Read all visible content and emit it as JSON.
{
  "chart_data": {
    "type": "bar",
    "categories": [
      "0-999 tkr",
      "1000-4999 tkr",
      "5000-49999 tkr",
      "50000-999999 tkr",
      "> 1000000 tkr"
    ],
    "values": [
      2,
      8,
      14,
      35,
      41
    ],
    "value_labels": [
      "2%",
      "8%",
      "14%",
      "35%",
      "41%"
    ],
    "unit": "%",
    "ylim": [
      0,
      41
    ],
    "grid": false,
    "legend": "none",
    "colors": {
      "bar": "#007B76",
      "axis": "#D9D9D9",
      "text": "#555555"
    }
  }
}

### [Goal]
Type out all of the material again, word for word.

### [Exercise solution]
Read all visible content and emit it as JSON.
{
  "chart_data": {
    "type": "bar",
    "categories": [
      "0-999 tkr",
      "1000-4999 tkr",
      "5000-49999 tkr",
      "50000-999999 tkr",
      "> 1000000 tkr"
    ],
    "values": [
      2,
      8,
      14,
      35,
      41
    ],
    "value_labels": [
      "2%",
      "8%",
      "14%",
      "35%",
      "41%"
    ],
    "unit": "%",
    "ylim": [
      0,
      41
    ],
    "grid": false,
    "legend": "none",
    "colors": {
      "bar": "#007B76",
      "axis": "#D9D9D9",
      "text": "#555555"
    }
  }
}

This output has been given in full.